■ **Written request**: Every line that contains the word "juſqu" should be copied.

■ **Stored records**:
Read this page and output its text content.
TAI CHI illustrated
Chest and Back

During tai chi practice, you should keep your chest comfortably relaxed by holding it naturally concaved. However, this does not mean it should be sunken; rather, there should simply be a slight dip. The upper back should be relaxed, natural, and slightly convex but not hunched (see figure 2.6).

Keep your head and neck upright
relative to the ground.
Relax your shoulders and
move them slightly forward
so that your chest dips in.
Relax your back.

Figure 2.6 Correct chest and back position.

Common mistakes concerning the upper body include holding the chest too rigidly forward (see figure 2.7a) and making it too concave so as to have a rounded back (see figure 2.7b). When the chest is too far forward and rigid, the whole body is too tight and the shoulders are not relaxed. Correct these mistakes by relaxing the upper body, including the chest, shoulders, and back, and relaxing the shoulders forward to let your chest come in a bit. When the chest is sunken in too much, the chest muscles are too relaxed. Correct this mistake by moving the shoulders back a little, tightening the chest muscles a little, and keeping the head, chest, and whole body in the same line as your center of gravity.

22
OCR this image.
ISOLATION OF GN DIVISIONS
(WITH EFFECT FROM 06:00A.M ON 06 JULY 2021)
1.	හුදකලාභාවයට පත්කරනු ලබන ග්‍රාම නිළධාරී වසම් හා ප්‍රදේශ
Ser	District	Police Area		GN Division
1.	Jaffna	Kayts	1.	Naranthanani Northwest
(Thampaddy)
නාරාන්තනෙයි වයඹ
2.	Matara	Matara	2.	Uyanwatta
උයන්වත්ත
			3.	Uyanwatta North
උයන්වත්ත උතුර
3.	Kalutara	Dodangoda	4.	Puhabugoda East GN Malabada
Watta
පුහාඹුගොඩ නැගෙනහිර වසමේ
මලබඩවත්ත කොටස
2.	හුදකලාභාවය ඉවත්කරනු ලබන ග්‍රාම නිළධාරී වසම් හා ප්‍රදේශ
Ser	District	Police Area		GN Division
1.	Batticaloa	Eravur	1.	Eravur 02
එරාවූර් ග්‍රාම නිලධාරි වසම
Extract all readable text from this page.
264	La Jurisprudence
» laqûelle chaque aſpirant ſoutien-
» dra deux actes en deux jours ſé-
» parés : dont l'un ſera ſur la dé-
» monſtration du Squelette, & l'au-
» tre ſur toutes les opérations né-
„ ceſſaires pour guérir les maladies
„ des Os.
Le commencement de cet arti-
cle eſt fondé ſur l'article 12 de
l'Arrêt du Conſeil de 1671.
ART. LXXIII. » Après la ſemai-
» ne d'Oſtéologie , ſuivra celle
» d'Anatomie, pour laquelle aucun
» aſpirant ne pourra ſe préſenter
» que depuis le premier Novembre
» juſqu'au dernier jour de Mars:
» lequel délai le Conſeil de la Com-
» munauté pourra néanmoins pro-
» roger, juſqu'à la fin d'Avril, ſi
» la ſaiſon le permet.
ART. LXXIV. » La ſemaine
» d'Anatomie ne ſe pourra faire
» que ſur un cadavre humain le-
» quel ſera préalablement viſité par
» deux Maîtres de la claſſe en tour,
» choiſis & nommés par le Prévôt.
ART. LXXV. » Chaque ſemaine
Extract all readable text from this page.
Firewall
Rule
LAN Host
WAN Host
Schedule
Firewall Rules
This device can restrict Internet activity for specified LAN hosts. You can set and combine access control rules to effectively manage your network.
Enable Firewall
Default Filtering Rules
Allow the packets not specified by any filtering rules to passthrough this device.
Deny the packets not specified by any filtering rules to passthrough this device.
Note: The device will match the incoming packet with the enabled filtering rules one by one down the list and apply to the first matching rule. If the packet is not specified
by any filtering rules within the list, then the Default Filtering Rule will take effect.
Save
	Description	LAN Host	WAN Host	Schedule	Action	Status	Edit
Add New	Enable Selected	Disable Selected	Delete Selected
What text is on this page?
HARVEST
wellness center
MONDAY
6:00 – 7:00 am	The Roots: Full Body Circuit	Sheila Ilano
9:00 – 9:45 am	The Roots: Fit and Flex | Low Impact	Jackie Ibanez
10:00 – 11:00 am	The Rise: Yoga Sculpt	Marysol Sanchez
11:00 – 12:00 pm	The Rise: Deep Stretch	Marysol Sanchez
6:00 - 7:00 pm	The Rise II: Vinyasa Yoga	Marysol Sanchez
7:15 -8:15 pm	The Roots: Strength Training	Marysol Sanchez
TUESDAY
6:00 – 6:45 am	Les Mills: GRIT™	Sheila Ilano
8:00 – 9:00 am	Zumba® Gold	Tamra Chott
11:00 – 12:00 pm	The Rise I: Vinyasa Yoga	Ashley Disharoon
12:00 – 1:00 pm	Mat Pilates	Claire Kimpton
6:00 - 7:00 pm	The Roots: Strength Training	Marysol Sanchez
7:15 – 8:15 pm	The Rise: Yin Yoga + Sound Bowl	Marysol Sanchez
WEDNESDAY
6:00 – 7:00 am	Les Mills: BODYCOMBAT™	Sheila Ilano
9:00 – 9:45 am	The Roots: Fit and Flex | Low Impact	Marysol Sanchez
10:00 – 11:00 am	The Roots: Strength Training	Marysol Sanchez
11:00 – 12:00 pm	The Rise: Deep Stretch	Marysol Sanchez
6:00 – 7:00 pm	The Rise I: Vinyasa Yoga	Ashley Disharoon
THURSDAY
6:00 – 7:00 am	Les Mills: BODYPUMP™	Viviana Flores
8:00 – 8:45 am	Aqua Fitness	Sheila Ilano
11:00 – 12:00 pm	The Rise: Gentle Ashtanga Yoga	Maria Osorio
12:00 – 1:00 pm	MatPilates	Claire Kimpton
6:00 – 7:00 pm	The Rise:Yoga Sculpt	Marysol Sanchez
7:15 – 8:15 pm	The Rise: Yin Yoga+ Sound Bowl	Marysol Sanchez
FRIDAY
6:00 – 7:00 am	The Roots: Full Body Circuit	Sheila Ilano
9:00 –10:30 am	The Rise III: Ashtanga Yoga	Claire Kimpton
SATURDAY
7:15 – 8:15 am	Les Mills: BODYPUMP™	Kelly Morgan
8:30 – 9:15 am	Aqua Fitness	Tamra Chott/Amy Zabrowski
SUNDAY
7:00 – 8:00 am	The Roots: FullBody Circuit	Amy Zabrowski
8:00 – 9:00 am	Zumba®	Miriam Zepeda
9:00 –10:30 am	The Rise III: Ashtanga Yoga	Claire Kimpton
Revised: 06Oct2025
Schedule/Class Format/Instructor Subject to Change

■ **Solution below**:
» juſqu'au dernier jour de Mars:
» roger, juſqu'à la fin d'Avril, ſi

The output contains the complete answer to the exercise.